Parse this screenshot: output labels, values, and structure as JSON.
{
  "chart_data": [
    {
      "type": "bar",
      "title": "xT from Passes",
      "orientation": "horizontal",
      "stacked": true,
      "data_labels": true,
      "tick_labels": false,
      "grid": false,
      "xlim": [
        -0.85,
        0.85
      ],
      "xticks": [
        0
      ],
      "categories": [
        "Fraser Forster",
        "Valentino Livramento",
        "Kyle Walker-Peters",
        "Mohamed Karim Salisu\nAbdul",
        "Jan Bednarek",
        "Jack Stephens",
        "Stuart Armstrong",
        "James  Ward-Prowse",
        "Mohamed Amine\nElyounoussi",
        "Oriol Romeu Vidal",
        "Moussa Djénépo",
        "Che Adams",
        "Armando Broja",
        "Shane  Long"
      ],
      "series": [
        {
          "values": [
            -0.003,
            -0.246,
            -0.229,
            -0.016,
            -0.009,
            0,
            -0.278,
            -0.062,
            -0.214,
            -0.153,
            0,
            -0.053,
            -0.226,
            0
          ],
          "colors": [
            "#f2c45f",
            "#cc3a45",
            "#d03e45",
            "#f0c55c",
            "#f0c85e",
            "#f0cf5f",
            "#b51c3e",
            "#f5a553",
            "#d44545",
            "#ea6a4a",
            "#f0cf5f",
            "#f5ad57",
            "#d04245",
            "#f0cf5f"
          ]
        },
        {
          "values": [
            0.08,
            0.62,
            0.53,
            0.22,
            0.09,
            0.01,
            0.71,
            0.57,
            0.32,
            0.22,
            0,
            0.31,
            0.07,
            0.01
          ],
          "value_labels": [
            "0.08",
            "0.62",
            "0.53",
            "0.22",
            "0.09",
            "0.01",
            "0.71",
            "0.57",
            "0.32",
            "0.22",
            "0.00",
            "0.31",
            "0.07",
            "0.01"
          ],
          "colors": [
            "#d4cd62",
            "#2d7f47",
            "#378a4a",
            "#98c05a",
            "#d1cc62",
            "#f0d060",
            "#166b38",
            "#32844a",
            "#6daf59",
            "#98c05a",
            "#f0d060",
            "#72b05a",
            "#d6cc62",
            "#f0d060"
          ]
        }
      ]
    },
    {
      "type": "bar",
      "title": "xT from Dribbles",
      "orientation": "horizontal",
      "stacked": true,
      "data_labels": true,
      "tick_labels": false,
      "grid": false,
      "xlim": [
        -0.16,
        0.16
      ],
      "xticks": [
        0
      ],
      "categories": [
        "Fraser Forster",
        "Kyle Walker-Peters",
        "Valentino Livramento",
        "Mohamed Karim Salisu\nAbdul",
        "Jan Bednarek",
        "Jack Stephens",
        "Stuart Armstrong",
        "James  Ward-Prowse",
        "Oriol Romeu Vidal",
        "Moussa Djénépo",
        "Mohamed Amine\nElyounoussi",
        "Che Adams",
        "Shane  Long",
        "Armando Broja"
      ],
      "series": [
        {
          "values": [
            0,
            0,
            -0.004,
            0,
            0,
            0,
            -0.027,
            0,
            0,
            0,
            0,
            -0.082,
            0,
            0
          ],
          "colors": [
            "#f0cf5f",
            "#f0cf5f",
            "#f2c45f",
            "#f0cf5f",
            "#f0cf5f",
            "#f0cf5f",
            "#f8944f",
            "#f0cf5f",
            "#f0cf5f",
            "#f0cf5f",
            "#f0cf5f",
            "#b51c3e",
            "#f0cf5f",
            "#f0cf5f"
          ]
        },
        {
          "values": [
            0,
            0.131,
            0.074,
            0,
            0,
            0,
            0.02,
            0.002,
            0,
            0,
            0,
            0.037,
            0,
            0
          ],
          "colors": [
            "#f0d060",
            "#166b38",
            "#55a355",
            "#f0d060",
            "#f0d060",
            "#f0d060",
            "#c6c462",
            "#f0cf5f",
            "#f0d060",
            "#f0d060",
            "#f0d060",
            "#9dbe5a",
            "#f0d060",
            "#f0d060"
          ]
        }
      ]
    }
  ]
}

+++

Repeat each record exactly. Omit nothing.

### [TASK OUTPUT]
Parse this screenshot: output labels, values, and structure as JSON.
{
  "chart_data": [
    {
      "type": "bar",
      "title": "xT from Passes",
      "orientation": "horizontal",
      "stacked": true,
      "data_labels": true,
      "tick_labels": false,
      "grid": false,
      "xlim": [
        -0.85,
        0.85
      ],
      "xticks": [
        0
      ],
      "categories": [
        "Fraser Forster",
        "Valentino Livramento",
        "Kyle Walker-Peters",
        "Mohamed Karim Salisu\nAbdul",
        "Jan Bednarek",
        "Jack Stephens",
        "Stuart Armstrong",
        "James  Ward-Prowse",
        "Mohamed Amine\nElyounoussi",
        "Oriol Romeu Vidal",
        "Moussa Djénépo",
        "Che Adams",
        "Armando Broja",
        "Shane  Long"
      ],
      "series": [
        {
          "values": [
            -0.003,
            -0.246,
            -0.229,
            -0.016,
            -0.009,
            0,
            -0.278,
            -0.062,
            -0.214,
            -0.153,
            0,
            -0.053,
            -0.226,
            0
          ],
          "colors": [
            "#f2c45f",
            "#cc3a45",
            "#d03e45",
            "#f0c55c",
            "#f0c85e",
            "#f0cf5f",
            "#b51c3e",
            "#f5a553",
            "#d44545",
            "#ea6a4a",
            "#f0cf5f",
            "#f5ad57",
            "#d04245",
            "#f0cf5f"
          ]
        },
        {
          "values": [
            0.08,
            0.62,
            0.53,
            0.22,
            0.09,
            0.01,
            0.71,
            0.57,
            0.32,
            0.22,
            0,
            0.31,
            0.07,
            0.01
          ],
          "value_labels": [
            "0.08",
            "0.62",
            "0.53",
            "0.22",
            "0.09",
            "0.01",
            "0.71",
            "0.57",
            "0.32",
            "0.22",
            "0.00",
            "0.31",
            "0.07",
            "0.01"
          ],
          "colors": [
            "#d4cd62",
            "#2d7f47",
            "#378a4a",
            "#98c05a",
            "#d1cc62",
            "#f0d060",
            "#166b38",
            "#32844a",
            "#6daf59",
            "#98c05a",
            "#f0d060",
            "#72b05a",
            "#d6cc62",
            "#f0d060"
          ]
        }
      ]
    },
    {
      "type": "bar",
      "title": "xT from Dribbles",
      "orientation": "horizontal",
      "stacked": true,
      "data_labels": true,
      "tick_labels": false,
      "grid": false,
      "xlim": [
        -0.16,
        0.16
      ],
      "xticks": [
        0
      ],
      "categories": [
        "Fraser Forster",
        "Kyle Walker-Peters",
        "Valentino Livramento",
        "Mohamed Karim Salisu\nAbdul",
        "Jan Bednarek",
        "Jack Stephens",
        "Stuart Armstrong",
        "James  Ward-Prowse",
        "Oriol Romeu Vidal",
        "Moussa Djénépo",
        "Mohamed Amine\nElyounoussi",
        "Che Adams",
        "Shane  Long",
        "Armando Broja"
      ],
      "series": [
        {
          "values": [
            0,
            0,
            -0.004,
            0,
            0,
            0,
            -0.027,
            0,
            0,
            0,
            0,
            -0.082,
            0,
            0
          ],
          "colors": [
            "#f0cf5f",
            "#f0cf5f",
            "#f2c45f",
            "#f0cf5f",
            "#f0cf5f",
            "#f0cf5f",
            "#f8944f",
            "#f0cf5f",
            "#f0cf5f",
            "#f0cf5f",
            "#f0cf5f",
            "#b51c3e",
            "#f0cf5f",
            "#f0cf5f"
          ]
        },
        {
          "values": [
            0,
            0.131,
            0.074,
            0,
            0,
            0,
            0.02,
            0.002,
            0,
            0,
            0,
            0.037,
            0,
            0
          ],
          "colors": [
            "#f0d060",
            "#166b38",
            "#55a355",
            "#f0d060",
            "#f0d060",
            "#f0d060",
            "#c6c462",
            "#f0cf5f",
            "#f0d060",
            "#f0d060",
            "#f0d060",
            "#9dbe5a",
            "#f0d060",
            "#f0d060"
          ]
        }
      ]
    }
  ]
}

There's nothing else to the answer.